(Items from a dataset)
........

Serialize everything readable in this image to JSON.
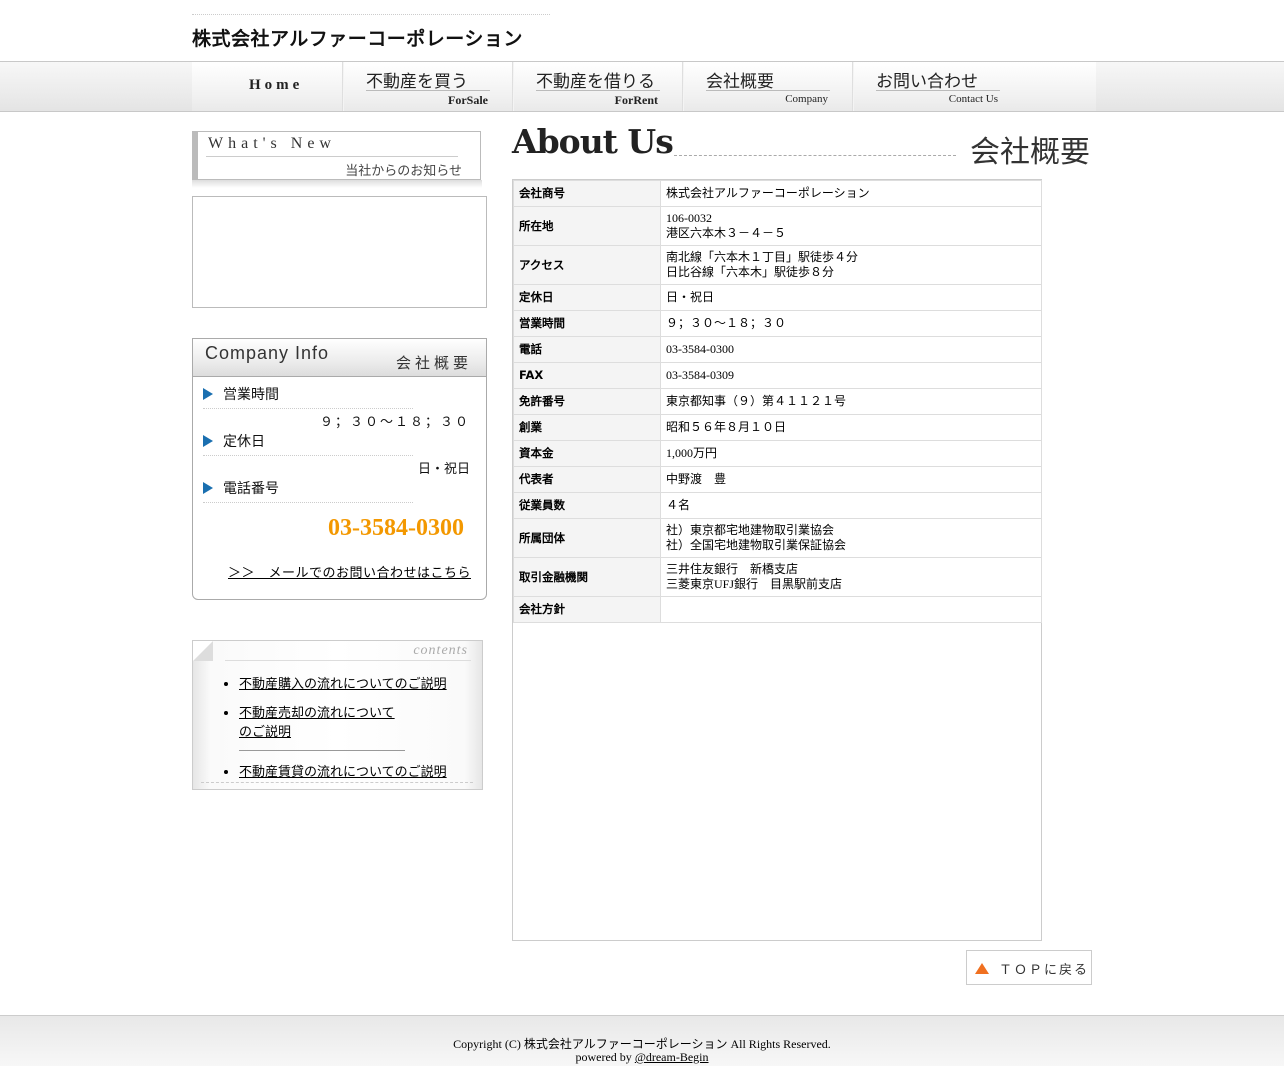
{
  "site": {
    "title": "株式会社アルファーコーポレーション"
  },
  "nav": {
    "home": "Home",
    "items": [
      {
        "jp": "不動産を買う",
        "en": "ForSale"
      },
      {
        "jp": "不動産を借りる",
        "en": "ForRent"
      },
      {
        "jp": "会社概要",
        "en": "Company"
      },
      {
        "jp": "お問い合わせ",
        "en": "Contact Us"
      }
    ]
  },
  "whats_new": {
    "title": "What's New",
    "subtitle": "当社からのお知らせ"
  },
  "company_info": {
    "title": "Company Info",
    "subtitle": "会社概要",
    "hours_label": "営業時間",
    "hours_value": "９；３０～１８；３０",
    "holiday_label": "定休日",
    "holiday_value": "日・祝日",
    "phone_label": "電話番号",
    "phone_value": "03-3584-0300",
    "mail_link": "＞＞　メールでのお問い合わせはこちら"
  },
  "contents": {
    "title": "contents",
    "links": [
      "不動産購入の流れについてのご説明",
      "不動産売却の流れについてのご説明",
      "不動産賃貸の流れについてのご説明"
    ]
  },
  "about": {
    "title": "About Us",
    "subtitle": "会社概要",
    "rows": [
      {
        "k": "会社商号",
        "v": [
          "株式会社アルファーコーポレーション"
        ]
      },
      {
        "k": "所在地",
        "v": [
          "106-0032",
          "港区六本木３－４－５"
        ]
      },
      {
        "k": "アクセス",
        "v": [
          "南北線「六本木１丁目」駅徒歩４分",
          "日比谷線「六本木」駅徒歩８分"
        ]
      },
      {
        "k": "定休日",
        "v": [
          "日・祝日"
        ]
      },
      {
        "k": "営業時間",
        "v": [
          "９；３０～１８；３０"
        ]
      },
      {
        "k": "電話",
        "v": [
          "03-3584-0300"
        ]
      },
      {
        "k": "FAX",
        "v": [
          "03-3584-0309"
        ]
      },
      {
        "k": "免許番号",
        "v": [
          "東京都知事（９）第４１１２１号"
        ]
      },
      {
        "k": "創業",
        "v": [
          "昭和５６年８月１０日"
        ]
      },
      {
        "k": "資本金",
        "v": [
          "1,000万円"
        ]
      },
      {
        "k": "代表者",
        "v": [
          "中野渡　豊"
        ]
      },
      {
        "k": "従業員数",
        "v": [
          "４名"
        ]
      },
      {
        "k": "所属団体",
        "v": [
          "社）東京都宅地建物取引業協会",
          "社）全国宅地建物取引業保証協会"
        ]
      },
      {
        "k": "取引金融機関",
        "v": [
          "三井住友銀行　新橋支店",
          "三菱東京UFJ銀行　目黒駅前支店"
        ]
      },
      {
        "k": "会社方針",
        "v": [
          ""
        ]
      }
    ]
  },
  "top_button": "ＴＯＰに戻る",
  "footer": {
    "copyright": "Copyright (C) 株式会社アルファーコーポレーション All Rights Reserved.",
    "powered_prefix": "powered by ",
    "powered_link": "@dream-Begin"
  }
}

........

WORK REQUIRED:
Output the full set of records above without changing a word, and drop the images.

EXPECTED ANSWER:
Serialize everything readable in this image to JSON.
{
  "site": {
    "title": "株式会社アルファーコーポレーション"
  },
  "nav": {
    "home": "Home",
    "items": [
      {
        "jp": "不動産を買う",
        "en": "ForSale"
      },
      {
        "jp": "不動産を借りる",
        "en": "ForRent"
      },
      {
        "jp": "会社概要",
        "en": "Company"
      },
      {
        "jp": "お問い合わせ",
        "en": "Contact Us"
      }
    ]
  },
  "whats_new": {
    "title": "What's New",
    "subtitle": "当社からのお知らせ"
  },
  "company_info": {
    "title": "Company Info",
    "subtitle": "会社概要",
    "hours_label": "営業時間",
    "hours_value": "９；３０～１８；３０",
    "holiday_label": "定休日",
    "holiday_value": "日・祝日",
    "phone_label": "電話番号",
    "phone_value": "03-3584-0300",
    "mail_link": "＞＞　メールでのお問い合わせはこちら"
  },
  "contents": {
    "title": "contents",
    "links": [
      "不動産購入の流れについてのご説明",
      "不動産売却の流れについてのご説明",
      "不動産賃貸の流れについてのご説明"
    ]
  },
  "about": {
    "title": "About Us",
    "subtitle": "会社概要",
    "rows": [
      {
        "k": "会社商号",
        "v": [
          "株式会社アルファーコーポレーション"
        ]
      },
      {
        "k": "所在地",
        "v": [
          "106-0032",
          "港区六本木３－４－５"
        ]
      },
      {
        "k": "アクセス",
        "v": [
          "南北線「六本木１丁目」駅徒歩４分",
          "日比谷線「六本木」駅徒歩８分"
        ]
      },
      {
        "k": "定休日",
        "v": [
          "日・祝日"
        ]
      },
      {
        "k": "営業時間",
        "v": [
          "９；３０～１８；３０"
        ]
      },
      {
        "k": "電話",
        "v": [
          "03-3584-0300"
        ]
      },
      {
        "k": "FAX",
        "v": [
          "03-3584-0309"
        ]
      },
      {
        "k": "免許番号",
        "v": [
          "東京都知事（９）第４１１２１号"
        ]
      },
      {
        "k": "創業",
        "v": [
          "昭和５６年８月１０日"
        ]
      },
      {
        "k": "資本金",
        "v": [
          "1,000万円"
        ]
      },
      {
        "k": "代表者",
        "v": [
          "中野渡　豊"
        ]
      },
      {
        "k": "従業員数",
        "v": [
          "４名"
        ]
      },
      {
        "k": "所属団体",
        "v": [
          "社）東京都宅地建物取引業協会",
          "社）全国宅地建物取引業保証協会"
        ]
      },
      {
        "k": "取引金融機関",
        "v": [
          "三井住友銀行　新橋支店",
          "三菱東京UFJ銀行　目黒駅前支店"
        ]
      },
      {
        "k": "会社方針",
        "v": [
          ""
        ]
      }
    ]
  },
  "top_button": "ＴＯＰに戻る",
  "footer": {
    "copyright": "Copyright (C) 株式会社アルファーコーポレーション All Rights Reserved.",
    "powered_prefix": "powered by ",
    "powered_link": "@dream-Begin"
  }
}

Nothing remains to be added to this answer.